»»

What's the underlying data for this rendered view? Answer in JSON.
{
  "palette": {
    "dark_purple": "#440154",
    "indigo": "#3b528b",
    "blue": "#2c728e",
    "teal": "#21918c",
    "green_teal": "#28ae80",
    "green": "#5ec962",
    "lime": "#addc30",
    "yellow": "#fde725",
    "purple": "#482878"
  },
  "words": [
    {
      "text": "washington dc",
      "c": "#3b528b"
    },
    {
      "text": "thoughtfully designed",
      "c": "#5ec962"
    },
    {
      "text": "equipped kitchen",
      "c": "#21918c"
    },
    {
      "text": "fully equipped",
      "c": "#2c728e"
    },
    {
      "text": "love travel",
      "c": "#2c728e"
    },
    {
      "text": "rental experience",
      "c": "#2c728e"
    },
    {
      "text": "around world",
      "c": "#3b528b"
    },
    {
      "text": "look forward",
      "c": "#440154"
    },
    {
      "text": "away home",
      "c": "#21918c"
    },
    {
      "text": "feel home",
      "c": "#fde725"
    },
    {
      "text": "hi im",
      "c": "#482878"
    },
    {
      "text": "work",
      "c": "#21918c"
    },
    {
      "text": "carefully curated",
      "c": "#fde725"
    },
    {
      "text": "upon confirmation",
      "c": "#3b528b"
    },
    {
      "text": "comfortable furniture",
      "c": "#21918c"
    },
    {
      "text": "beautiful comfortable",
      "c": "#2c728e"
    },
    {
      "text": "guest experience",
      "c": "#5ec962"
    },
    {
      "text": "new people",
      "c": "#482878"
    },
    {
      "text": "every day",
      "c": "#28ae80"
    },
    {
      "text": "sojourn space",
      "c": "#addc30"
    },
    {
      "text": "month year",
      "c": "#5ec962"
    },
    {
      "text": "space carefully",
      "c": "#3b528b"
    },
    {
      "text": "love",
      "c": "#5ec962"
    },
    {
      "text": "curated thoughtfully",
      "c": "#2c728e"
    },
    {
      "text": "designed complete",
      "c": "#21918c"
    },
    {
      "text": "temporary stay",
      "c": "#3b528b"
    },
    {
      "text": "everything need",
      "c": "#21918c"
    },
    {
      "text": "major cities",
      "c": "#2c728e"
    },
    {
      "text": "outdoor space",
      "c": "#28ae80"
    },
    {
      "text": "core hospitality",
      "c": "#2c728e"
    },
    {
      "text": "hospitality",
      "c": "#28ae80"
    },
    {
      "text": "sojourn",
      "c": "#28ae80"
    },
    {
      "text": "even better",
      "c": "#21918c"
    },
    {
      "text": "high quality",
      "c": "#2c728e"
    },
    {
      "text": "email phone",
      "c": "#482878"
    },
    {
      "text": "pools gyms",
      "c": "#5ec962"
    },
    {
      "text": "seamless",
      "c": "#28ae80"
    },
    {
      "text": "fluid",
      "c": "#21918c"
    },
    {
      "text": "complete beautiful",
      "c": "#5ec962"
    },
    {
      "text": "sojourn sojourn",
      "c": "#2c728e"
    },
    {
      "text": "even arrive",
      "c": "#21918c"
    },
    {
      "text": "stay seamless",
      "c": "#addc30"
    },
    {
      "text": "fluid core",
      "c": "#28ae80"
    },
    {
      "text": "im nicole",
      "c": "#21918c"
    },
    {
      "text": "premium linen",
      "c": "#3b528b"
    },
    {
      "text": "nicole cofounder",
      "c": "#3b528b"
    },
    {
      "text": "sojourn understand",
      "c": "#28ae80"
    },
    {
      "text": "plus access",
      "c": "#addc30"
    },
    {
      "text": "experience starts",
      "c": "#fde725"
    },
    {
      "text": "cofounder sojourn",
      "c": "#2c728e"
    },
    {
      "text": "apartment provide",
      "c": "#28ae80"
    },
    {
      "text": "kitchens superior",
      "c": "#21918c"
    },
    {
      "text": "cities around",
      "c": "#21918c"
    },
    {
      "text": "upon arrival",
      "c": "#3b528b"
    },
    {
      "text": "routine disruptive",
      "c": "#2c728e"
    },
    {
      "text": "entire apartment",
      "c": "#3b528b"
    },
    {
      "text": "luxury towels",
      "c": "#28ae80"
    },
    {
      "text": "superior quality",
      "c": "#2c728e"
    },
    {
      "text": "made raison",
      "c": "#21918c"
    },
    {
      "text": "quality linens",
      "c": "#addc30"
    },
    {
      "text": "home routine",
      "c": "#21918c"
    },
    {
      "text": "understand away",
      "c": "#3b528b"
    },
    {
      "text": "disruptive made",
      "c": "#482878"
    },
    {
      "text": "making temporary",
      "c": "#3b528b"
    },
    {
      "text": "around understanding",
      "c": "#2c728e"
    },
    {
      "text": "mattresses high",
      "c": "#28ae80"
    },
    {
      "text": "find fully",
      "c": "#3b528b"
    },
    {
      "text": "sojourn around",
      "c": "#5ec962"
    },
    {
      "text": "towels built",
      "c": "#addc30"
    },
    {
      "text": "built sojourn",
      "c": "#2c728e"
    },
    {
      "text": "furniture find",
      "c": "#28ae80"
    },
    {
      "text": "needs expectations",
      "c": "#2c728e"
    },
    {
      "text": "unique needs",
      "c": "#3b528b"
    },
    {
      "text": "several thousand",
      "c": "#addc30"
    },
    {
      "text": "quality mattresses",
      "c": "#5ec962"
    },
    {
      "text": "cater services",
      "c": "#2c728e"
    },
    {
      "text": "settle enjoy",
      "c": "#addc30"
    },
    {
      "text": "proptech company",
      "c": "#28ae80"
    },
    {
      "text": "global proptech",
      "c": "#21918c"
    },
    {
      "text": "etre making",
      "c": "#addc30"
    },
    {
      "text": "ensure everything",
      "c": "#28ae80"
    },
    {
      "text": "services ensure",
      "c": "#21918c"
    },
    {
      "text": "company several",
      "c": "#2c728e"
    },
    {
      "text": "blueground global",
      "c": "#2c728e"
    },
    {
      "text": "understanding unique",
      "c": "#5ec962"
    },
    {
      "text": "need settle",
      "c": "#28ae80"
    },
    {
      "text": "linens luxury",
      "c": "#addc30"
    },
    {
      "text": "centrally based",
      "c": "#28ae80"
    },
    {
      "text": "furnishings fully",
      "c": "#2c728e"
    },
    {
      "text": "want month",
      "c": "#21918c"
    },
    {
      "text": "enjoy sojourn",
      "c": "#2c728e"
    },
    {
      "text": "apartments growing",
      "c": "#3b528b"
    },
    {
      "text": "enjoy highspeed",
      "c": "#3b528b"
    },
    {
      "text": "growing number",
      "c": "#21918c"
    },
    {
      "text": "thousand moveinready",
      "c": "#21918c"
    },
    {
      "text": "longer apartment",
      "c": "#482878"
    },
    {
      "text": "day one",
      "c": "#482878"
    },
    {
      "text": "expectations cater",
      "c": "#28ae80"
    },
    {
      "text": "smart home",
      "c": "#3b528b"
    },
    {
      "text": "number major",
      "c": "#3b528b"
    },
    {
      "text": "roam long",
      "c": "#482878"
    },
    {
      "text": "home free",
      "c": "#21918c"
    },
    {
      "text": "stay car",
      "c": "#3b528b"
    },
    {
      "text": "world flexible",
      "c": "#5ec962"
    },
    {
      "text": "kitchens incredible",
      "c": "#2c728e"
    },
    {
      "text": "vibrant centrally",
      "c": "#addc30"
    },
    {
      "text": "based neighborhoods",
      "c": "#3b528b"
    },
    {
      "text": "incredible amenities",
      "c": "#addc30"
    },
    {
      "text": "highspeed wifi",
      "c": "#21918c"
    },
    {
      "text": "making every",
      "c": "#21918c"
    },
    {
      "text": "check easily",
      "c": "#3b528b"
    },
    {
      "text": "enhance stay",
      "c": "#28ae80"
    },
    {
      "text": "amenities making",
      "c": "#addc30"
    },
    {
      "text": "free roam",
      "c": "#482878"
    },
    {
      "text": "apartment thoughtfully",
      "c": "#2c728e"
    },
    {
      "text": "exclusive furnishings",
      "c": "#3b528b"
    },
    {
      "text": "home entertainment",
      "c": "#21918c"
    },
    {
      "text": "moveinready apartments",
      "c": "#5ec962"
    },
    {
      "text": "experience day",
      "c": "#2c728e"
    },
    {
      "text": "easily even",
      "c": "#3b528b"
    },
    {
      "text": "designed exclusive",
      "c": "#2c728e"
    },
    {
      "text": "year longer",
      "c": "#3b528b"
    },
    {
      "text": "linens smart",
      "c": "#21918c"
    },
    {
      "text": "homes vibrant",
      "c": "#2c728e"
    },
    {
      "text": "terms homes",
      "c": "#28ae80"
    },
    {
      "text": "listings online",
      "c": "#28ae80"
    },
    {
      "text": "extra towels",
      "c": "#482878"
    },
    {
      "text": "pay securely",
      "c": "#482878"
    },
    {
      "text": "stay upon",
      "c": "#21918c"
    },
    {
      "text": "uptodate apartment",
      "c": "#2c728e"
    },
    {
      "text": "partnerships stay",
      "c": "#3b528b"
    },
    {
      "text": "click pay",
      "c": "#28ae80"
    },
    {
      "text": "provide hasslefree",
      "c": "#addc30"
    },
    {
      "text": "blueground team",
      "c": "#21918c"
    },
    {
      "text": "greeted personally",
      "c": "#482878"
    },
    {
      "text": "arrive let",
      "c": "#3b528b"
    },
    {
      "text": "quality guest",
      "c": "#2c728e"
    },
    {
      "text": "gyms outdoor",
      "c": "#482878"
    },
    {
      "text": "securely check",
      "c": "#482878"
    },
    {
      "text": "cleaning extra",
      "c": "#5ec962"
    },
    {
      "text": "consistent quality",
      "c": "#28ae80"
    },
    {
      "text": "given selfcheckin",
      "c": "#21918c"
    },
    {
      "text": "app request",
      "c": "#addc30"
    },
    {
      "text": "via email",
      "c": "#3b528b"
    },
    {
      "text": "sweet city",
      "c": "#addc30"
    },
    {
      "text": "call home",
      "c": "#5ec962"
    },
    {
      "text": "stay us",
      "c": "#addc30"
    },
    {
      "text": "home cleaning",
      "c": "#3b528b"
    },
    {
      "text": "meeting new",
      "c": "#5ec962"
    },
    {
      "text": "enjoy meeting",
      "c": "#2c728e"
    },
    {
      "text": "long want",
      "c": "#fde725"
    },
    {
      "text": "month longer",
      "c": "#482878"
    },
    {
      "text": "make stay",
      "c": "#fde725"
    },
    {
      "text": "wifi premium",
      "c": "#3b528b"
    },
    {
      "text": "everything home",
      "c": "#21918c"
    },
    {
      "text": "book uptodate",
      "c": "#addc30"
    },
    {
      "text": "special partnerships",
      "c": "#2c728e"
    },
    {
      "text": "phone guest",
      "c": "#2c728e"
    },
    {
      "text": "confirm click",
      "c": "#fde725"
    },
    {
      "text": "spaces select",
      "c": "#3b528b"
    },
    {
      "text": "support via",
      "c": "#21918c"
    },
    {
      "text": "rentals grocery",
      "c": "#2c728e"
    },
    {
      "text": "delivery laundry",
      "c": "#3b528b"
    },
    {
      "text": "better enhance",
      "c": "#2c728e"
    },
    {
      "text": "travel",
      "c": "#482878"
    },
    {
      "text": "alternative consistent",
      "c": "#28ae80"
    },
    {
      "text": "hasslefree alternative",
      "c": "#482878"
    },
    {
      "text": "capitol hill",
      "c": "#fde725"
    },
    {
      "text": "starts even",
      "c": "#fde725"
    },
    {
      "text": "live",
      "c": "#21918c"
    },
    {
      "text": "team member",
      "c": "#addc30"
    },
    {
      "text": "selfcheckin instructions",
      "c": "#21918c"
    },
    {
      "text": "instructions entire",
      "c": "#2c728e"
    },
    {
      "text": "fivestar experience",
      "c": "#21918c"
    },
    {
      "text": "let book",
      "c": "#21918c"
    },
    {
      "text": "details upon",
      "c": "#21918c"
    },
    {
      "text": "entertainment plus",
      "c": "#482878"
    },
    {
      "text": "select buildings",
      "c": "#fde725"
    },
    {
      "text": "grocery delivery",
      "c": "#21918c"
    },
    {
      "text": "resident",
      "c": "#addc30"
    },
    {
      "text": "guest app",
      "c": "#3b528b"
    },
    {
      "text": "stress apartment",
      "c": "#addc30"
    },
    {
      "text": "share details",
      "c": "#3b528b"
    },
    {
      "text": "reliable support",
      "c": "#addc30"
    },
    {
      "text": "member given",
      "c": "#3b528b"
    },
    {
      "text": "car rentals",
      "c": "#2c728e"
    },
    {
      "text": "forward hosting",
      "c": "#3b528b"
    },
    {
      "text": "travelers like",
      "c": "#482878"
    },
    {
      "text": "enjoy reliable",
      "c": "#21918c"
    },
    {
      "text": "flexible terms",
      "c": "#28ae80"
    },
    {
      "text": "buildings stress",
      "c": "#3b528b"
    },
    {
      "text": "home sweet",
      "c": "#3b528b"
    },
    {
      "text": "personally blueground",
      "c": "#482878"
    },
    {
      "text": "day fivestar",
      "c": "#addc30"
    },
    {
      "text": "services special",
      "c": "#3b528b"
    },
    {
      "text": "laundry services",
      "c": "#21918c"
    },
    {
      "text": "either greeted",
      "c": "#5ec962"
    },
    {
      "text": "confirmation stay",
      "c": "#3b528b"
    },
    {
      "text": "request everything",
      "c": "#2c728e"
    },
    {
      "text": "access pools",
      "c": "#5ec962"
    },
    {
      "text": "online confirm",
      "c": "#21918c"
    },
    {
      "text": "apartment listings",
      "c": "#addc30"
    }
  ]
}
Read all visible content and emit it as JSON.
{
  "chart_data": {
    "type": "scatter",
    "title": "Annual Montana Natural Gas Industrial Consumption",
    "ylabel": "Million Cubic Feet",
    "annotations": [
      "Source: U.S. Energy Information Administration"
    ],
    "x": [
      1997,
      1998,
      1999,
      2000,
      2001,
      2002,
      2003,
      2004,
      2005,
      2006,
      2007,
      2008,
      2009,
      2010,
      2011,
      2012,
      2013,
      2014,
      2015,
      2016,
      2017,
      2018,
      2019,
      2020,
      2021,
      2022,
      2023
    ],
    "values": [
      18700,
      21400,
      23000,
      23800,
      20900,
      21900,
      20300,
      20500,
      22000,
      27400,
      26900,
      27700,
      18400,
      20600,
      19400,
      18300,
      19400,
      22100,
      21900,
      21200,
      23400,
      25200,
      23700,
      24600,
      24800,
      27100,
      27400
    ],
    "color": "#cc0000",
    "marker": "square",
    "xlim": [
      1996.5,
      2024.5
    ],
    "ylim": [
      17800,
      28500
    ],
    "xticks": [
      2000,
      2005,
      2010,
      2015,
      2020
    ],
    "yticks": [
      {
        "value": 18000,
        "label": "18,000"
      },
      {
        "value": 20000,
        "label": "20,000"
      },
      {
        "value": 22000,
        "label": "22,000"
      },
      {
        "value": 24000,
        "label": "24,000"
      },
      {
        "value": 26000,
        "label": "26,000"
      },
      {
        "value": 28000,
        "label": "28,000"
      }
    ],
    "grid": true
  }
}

««

• [What needs to be done]
Identify and copy all lines with the word "rentals".

• [Correct answer]
      "text": "rentals grocery",
      "text": "car rentals",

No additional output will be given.